What is expected = Report every line in the listing that contains the string "information".

Materials provided =
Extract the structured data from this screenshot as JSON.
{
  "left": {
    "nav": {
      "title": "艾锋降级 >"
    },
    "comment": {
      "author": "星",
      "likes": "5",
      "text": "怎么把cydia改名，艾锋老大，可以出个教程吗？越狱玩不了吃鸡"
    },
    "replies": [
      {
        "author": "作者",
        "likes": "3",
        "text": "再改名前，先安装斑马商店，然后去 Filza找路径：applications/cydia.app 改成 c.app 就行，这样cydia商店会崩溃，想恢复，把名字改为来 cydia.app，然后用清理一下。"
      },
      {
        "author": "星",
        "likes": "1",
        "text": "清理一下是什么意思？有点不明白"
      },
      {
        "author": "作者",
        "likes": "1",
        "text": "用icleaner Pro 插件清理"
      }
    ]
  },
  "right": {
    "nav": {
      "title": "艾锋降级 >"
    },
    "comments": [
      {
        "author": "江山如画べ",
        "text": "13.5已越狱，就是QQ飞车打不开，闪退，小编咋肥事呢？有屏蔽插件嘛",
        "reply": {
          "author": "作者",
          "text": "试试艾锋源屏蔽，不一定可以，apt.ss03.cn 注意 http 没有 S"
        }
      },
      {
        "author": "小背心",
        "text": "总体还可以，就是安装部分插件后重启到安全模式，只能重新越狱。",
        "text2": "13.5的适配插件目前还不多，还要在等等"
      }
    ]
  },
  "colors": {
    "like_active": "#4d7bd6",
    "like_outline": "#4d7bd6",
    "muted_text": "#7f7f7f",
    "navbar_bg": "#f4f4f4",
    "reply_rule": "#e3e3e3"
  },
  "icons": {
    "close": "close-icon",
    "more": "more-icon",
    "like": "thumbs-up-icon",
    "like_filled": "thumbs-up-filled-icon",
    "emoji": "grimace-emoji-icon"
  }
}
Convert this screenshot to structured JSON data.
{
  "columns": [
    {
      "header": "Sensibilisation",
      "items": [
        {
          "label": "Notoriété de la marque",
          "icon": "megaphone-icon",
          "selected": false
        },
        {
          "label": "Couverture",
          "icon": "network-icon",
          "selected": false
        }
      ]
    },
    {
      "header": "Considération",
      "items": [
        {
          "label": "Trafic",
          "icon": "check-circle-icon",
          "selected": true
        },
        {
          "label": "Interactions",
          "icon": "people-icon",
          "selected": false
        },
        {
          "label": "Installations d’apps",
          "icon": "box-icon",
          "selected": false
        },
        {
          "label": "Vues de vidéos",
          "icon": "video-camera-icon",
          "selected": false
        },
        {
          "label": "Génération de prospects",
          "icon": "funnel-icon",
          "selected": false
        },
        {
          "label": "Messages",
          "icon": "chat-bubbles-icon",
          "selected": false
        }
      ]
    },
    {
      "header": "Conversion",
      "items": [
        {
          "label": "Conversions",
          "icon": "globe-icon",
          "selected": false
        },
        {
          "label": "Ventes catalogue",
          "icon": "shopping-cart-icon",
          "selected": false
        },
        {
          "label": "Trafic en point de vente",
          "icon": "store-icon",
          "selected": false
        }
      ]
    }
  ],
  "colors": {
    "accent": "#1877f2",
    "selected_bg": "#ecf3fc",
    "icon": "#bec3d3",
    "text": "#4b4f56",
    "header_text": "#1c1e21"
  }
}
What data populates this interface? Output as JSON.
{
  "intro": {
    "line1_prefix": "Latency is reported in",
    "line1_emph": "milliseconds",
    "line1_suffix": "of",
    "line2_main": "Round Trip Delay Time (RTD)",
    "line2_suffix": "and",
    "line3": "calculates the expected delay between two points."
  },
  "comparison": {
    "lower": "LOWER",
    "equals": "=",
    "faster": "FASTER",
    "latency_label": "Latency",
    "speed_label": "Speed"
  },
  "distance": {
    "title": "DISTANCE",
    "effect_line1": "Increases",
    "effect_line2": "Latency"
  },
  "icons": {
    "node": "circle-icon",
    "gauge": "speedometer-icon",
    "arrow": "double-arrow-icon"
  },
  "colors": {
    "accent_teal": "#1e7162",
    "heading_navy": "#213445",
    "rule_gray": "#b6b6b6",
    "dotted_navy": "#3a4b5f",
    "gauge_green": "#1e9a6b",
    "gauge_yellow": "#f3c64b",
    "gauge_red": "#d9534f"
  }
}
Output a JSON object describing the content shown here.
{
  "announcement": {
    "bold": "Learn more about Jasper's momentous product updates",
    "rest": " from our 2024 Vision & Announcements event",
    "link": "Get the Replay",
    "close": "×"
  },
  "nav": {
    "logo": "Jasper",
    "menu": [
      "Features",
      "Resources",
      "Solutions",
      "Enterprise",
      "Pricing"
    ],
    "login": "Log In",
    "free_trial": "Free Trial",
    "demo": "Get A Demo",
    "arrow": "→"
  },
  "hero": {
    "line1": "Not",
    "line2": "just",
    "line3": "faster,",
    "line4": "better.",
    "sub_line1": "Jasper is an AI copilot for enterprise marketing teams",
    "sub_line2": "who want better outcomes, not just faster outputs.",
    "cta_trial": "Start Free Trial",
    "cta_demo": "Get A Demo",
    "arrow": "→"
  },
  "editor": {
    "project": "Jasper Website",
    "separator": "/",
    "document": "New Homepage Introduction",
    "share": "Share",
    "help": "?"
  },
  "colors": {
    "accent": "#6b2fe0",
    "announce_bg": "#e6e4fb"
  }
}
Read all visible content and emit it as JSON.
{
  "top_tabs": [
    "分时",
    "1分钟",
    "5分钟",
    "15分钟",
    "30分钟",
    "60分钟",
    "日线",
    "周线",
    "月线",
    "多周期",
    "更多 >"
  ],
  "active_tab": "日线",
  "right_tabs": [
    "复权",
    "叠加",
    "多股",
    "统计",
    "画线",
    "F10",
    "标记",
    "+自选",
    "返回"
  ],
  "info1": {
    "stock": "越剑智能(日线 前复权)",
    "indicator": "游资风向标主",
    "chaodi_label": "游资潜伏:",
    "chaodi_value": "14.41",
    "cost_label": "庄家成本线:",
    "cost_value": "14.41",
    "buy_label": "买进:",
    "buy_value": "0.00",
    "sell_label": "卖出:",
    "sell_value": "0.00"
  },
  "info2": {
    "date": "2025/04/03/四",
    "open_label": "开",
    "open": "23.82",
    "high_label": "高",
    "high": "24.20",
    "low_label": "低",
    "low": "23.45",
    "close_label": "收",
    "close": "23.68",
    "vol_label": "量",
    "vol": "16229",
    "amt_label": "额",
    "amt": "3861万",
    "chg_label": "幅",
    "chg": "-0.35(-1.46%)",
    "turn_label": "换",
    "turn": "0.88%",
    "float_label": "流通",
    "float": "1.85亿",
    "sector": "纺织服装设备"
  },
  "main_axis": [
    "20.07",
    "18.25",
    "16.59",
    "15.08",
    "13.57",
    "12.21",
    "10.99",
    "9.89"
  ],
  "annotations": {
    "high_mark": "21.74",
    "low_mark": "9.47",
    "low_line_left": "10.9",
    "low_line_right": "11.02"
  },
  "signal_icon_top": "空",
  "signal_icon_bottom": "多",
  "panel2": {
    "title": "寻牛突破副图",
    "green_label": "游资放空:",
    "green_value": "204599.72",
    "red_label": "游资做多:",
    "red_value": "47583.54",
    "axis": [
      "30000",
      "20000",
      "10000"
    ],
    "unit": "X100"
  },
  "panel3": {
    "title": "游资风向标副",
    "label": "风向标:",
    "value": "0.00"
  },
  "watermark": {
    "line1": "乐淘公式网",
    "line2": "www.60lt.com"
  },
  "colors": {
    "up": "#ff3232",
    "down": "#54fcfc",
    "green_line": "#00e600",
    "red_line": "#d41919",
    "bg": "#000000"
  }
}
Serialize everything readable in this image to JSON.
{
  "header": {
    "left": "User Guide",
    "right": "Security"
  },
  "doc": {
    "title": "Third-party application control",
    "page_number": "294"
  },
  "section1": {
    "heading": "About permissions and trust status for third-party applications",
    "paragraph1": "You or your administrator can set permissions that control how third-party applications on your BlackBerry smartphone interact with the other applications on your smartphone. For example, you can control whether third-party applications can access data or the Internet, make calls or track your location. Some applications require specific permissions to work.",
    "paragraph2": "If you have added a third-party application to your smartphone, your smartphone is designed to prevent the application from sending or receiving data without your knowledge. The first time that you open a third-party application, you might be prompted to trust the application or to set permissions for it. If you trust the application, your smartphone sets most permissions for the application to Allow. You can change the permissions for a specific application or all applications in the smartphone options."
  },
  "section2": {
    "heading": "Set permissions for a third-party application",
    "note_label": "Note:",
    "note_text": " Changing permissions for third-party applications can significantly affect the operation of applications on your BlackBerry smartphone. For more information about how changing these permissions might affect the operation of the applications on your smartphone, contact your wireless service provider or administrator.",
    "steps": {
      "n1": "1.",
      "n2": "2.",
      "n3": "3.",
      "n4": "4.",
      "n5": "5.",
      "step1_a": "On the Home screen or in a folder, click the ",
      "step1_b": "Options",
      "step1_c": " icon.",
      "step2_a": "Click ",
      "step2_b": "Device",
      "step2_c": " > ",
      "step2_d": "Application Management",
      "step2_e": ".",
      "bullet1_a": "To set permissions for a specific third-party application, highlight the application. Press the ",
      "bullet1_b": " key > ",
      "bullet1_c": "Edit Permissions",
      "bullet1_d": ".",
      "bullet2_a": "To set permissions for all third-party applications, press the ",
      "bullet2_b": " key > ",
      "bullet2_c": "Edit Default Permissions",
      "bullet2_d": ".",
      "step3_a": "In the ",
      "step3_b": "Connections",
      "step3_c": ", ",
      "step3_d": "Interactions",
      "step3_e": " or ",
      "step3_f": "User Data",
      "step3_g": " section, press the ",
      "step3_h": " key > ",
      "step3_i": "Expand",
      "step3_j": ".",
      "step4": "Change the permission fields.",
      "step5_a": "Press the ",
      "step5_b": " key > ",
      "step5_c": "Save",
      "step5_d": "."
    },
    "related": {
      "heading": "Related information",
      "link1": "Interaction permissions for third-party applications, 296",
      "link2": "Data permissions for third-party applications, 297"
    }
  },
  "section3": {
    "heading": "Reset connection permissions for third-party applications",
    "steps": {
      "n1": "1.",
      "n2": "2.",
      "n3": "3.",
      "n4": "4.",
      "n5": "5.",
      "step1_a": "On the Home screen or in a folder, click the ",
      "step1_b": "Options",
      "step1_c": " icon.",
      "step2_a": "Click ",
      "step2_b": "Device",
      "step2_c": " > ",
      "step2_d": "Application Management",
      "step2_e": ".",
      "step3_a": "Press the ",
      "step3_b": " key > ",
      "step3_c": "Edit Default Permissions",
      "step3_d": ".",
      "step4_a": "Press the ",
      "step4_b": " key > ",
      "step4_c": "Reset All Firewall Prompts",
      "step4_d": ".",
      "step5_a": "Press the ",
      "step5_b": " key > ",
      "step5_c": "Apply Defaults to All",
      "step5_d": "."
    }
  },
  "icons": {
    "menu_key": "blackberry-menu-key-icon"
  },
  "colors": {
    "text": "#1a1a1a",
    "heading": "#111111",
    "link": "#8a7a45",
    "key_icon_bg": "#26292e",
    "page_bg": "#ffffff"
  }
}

Task solution =
    "note_text": " Changing permissions for third-party applications can significantly affect the operation of applications on your BlackBerry smartphone. For more information about how changing these permissions might affect the operation of the applications on your smartphone, contact your wireless service provider or administrator.",
      "heading": "Related information",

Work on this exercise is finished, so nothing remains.